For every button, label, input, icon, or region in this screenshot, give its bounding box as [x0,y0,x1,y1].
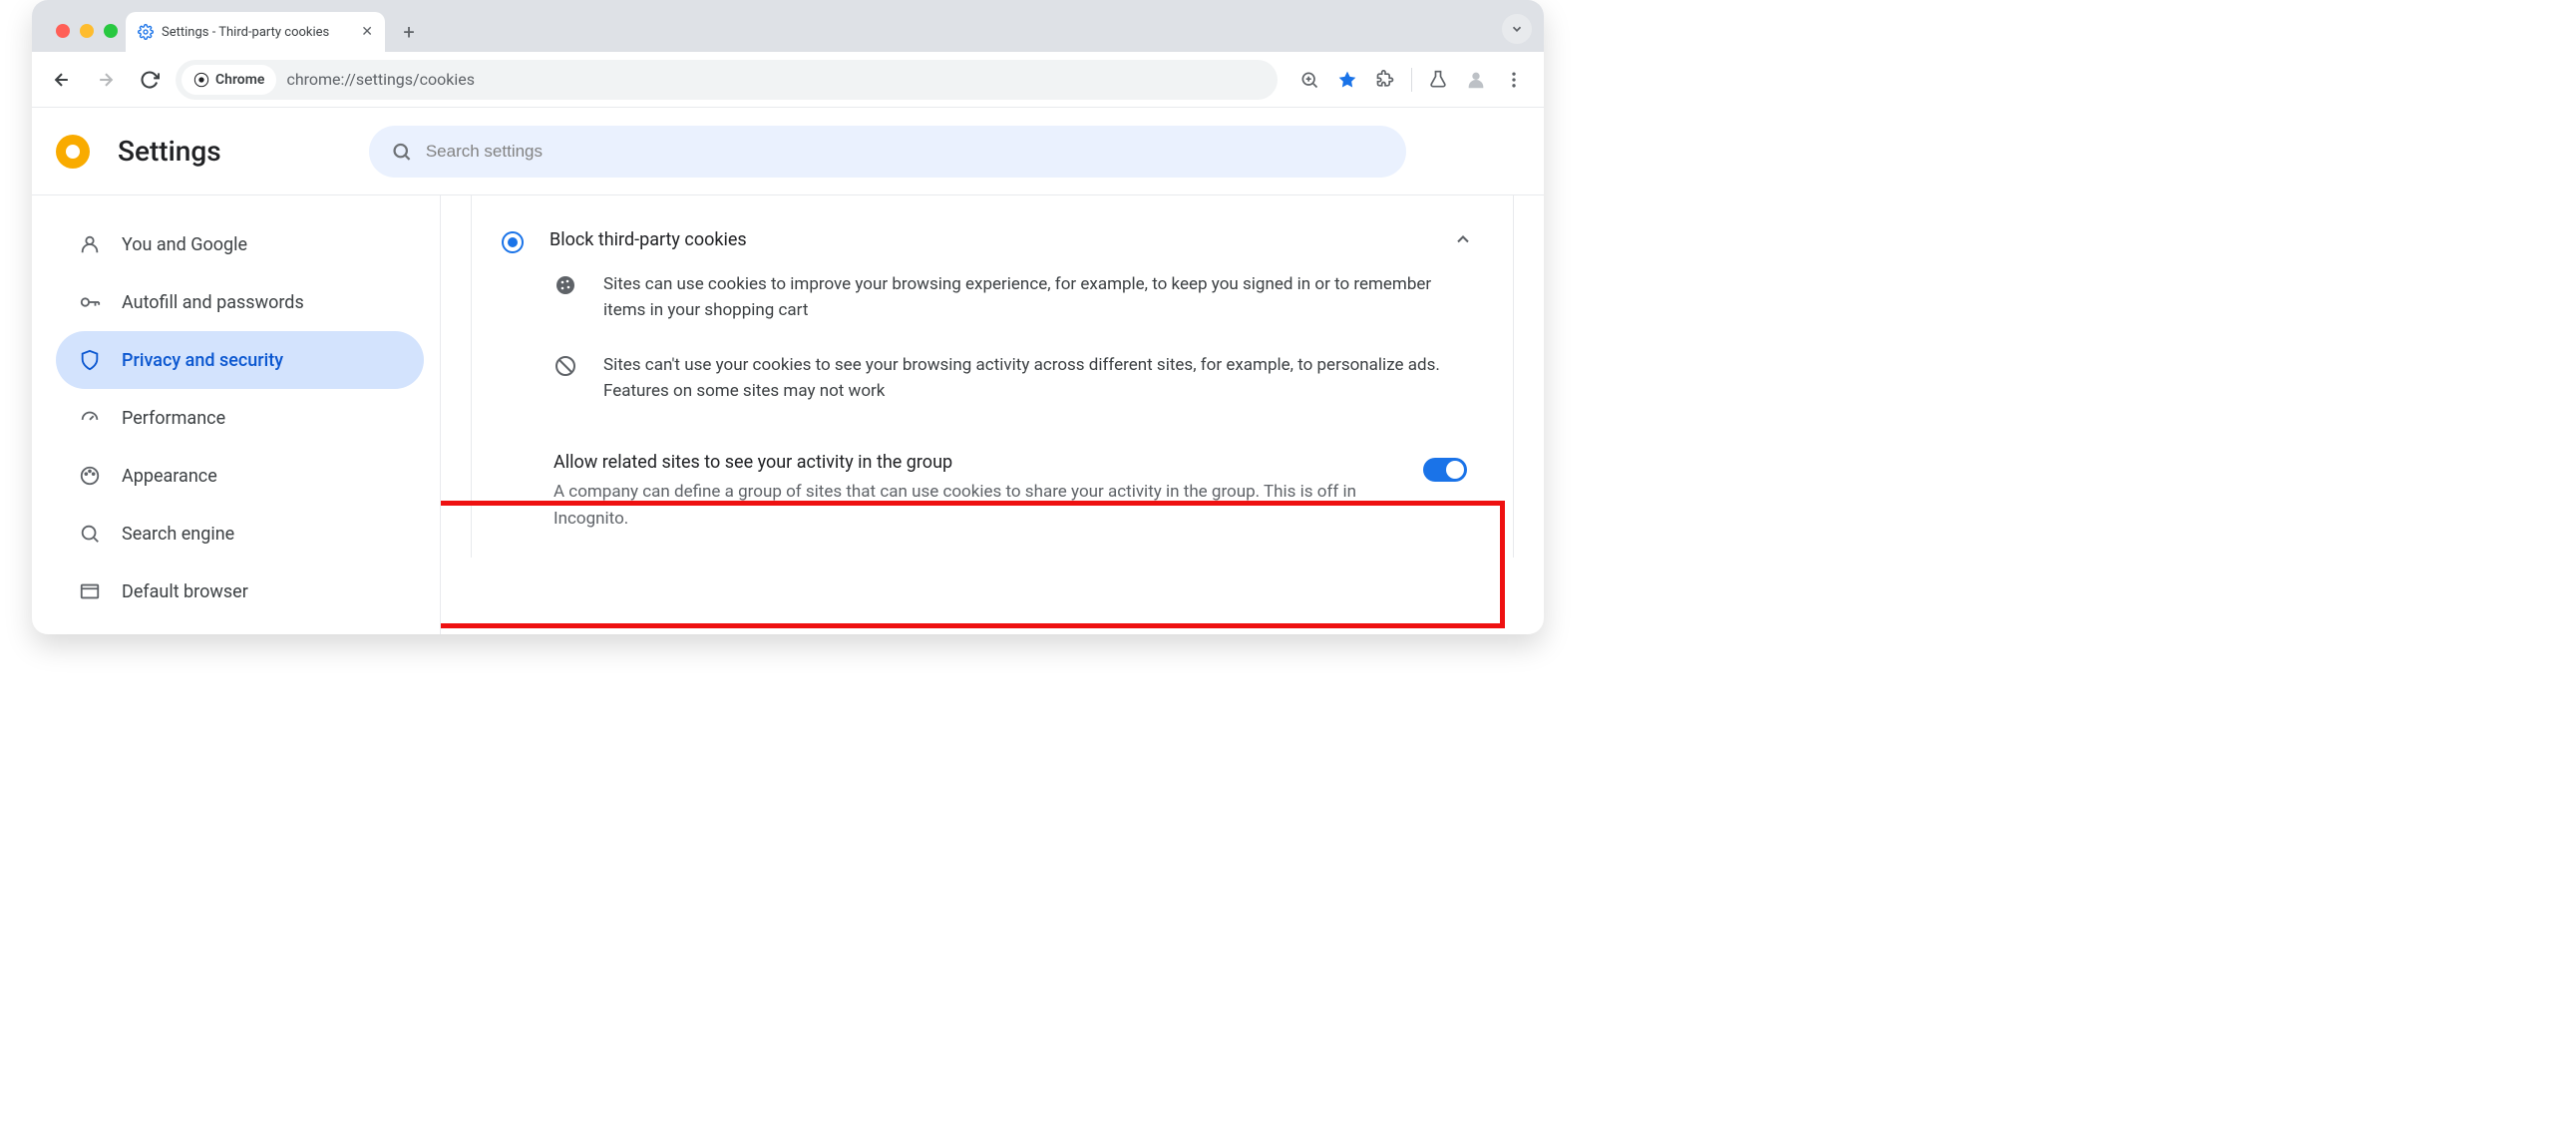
tab-title: Settings - Third-party cookies [162,25,329,40]
speedometer-icon [78,407,102,429]
shield-icon [78,349,102,371]
search-settings-input[interactable] [426,142,1384,162]
sidebar-item-privacy[interactable]: Privacy and security [56,331,424,389]
sidebar: You and Google Autofill and passwords Pr… [32,195,441,634]
sidebar-item-label: Appearance [122,466,217,487]
cookie-icon [553,273,579,324]
sidebar-item-default-browser[interactable]: Default browser [56,562,424,620]
search-settings[interactable] [369,126,1406,178]
profile-icon[interactable] [1458,62,1494,98]
menu-icon[interactable] [1496,62,1532,98]
sub-text: Sites can use cookies to improve your br… [603,271,1477,324]
key-icon [78,291,102,313]
allow-related-sites-row: Allow related sites to see your activity… [472,424,1513,558]
sidebar-item-you-and-google[interactable]: You and Google [56,215,424,273]
sidebar-item-label: Search engine [122,524,234,545]
sidebar-item-label: Default browser [122,581,248,602]
toolbar: Chrome chrome://settings/cookies [32,52,1544,108]
tabs-overflow-button[interactable] [1502,14,1532,44]
toggle-desc: A company can define a group of sites th… [553,479,1403,532]
block-third-party-row[interactable]: Block third-party cookies [472,219,1513,263]
sidebar-item-label: Performance [122,408,225,429]
tab-bar: Settings - Third-party cookies ✕ + [32,0,1544,52]
sub-allowed: Sites can use cookies to improve your br… [472,263,1513,344]
reload-button[interactable] [132,62,168,98]
new-tab-button[interactable]: + [393,16,425,48]
labs-icon[interactable] [1420,62,1456,98]
minimize-window-button[interactable] [80,24,94,38]
chrome-logo-icon [193,72,209,88]
maximize-window-button[interactable] [104,24,118,38]
toggle-title: Allow related sites to see your activity… [553,452,1403,473]
sidebar-item-label: Autofill and passwords [122,292,304,313]
gear-icon [138,24,154,40]
page-title: Settings [118,135,221,168]
settings-header: Settings [32,108,1544,195]
close-tab-icon[interactable]: ✕ [361,24,373,40]
close-window-button[interactable] [56,24,70,38]
block-icon [553,354,579,405]
sub-blocked: Sites can't use your cookies to see your… [472,344,1513,425]
sidebar-item-performance[interactable]: Performance [56,389,424,447]
browser-tab[interactable]: Settings - Third-party cookies ✕ [126,12,385,52]
person-icon [78,233,102,255]
toolbar-right [1291,62,1532,98]
body: You and Google Autofill and passwords Pr… [32,195,1544,634]
search-icon [78,523,102,545]
sub-text: Sites can't use your cookies to see your… [603,352,1477,405]
sidebar-item-label: You and Google [122,234,247,255]
palette-icon [78,465,102,487]
site-chip-label: Chrome [215,72,264,88]
window-controls [48,24,126,52]
bookmark-icon[interactable] [1329,62,1365,98]
window-icon [78,580,102,602]
allow-related-sites-toggle[interactable] [1423,458,1467,482]
back-button[interactable] [44,62,80,98]
sidebar-item-label: Privacy and security [122,350,283,371]
browser-window: Settings - Third-party cookies ✕ + Chrom… [32,0,1544,634]
forward-button[interactable] [88,62,124,98]
page-content: Settings You and Google Autofill [32,108,1544,634]
zoom-icon[interactable] [1291,62,1327,98]
site-chip[interactable]: Chrome [182,65,276,95]
address-bar[interactable]: Chrome chrome://settings/cookies [176,60,1278,100]
url-text: chrome://settings/cookies [286,70,475,89]
separator [1411,68,1412,92]
cookies-panel: Block third-party cookies Sites can use … [471,195,1514,558]
chrome-logo-icon [56,135,90,169]
chevron-up-icon[interactable] [1453,229,1473,249]
radio-selected-icon[interactable] [502,231,524,253]
sidebar-item-search-engine[interactable]: Search engine [56,505,424,562]
row-title: Block third-party cookies [550,229,747,250]
sidebar-item-autofill[interactable]: Autofill and passwords [56,273,424,331]
sidebar-item-appearance[interactable]: Appearance [56,447,424,505]
search-icon [391,141,412,163]
extensions-icon[interactable] [1367,62,1403,98]
main-panel: Block third-party cookies Sites can use … [441,195,1544,634]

==============================

● Exercise goal
Reproduce all of the data above line for line, leaving out the pictures.

● Exercise answer
For every button, label, input, icon, or region in this screenshot, give its bounding box as [x0,y0,x1,y1].
tab-title: Settings - Third-party cookies [162,25,329,40]
speedometer-icon [78,407,102,429]
shield-icon [78,349,102,371]
search-settings-input[interactable] [426,142,1384,162]
sidebar-item-privacy[interactable]: Privacy and security [56,331,424,389]
sidebar: You and Google Autofill and passwords Pr… [32,195,441,634]
sidebar-item-label: Appearance [122,466,217,487]
cookie-icon [553,273,579,324]
sidebar-item-default-browser[interactable]: Default browser [56,562,424,620]
search-settings[interactable] [369,126,1406,178]
profile-icon[interactable] [1458,62,1494,98]
menu-icon[interactable] [1496,62,1532,98]
sub-text: Sites can use cookies to improve your br… [603,271,1477,324]
key-icon [78,291,102,313]
allow-related-sites-row: Allow related sites to see your activity… [472,424,1513,558]
sidebar-item-you-and-google[interactable]: You and Google [56,215,424,273]
sidebar-item-label: Search engine [122,524,234,545]
sidebar-item-label: Default browser [122,581,248,602]
toolbar: Chrome chrome://settings/cookies [32,52,1544,108]
tabs-overflow-button[interactable] [1502,14,1532,44]
toggle-desc: A company can define a group of sites th… [553,479,1403,532]
block-third-party-row[interactable]: Block third-party cookies [472,219,1513,263]
sidebar-item-label: Performance [122,408,225,429]
tab-bar: Settings - Third-party cookies ✕ + [32,0,1544,52]
sub-allowed: Sites can use cookies to improve your br… [472,263,1513,344]
reload-button[interactable] [132,62,168,98]
new-tab-button[interactable]: + [393,16,425,48]
labs-icon[interactable] [1420,62,1456,98]
minimize-window-button[interactable] [80,24,94,38]
chrome-logo-icon [193,72,209,88]
maximize-window-button[interactable] [104,24,118,38]
toggle-title: Allow related sites to see your activity… [553,452,1403,473]
sidebar-item-label: Autofill and passwords [122,292,304,313]
gear-icon [138,24,154,40]
page-title: Settings [118,135,221,168]
settings-header: Settings [32,108,1544,195]
close-tab-icon[interactable]: ✕ [361,24,373,40]
close-window-button[interactable] [56,24,70,38]
block-icon [553,354,579,405]
sub-blocked: Sites can't use your cookies to see your… [472,344,1513,425]
sidebar-item-performance[interactable]: Performance [56,389,424,447]
browser-tab[interactable]: Settings - Third-party cookies ✕ [126,12,385,52]
person-icon [78,233,102,255]
toolbar-right [1291,62,1532,98]
body: You and Google Autofill and passwords Pr… [32,195,1544,634]
search-icon [78,523,102,545]
sub-text: Sites can't use your cookies to see your… [603,352,1477,405]
sidebar-item-label: You and Google [122,234,247,255]
palette-icon [78,465,102,487]
site-chip-label: Chrome [215,72,264,88]
window-controls [48,24,126,52]
bookmark-icon[interactable] [1329,62,1365,98]
window-icon [78,580,102,602]
allow-related-sites-toggle[interactable] [1423,458,1467,482]
back-button[interactable] [44,62,80,98]
sidebar-item-label: Privacy and security [122,350,283,371]
browser-window: Settings - Third-party cookies ✕ + Chrom… [32,0,1544,634]
forward-button[interactable] [88,62,124,98]
page-content: Settings You and Google Autofill [32,108,1544,634]
zoom-icon[interactable] [1291,62,1327,98]
site-chip[interactable]: Chrome [182,65,276,95]
address-bar[interactable]: Chrome chrome://settings/cookies [176,60,1278,100]
url-text: chrome://settings/cookies [286,70,475,89]
separator [1411,68,1412,92]
cookies-panel: Block third-party cookies Sites can use … [471,195,1514,558]
chrome-logo-icon [56,135,90,169]
chevron-up-icon[interactable] [1453,229,1473,249]
radio-selected-icon[interactable] [502,231,524,253]
sidebar-item-search-engine[interactable]: Search engine [56,505,424,562]
row-title: Block third-party cookies [550,229,747,250]
sidebar-item-autofill[interactable]: Autofill and passwords [56,273,424,331]
sidebar-item-appearance[interactable]: Appearance [56,447,424,505]
search-icon [391,141,412,163]
extensions-icon[interactable] [1367,62,1403,98]
main-panel: Block third-party cookies Sites can use … [441,195,1544,634]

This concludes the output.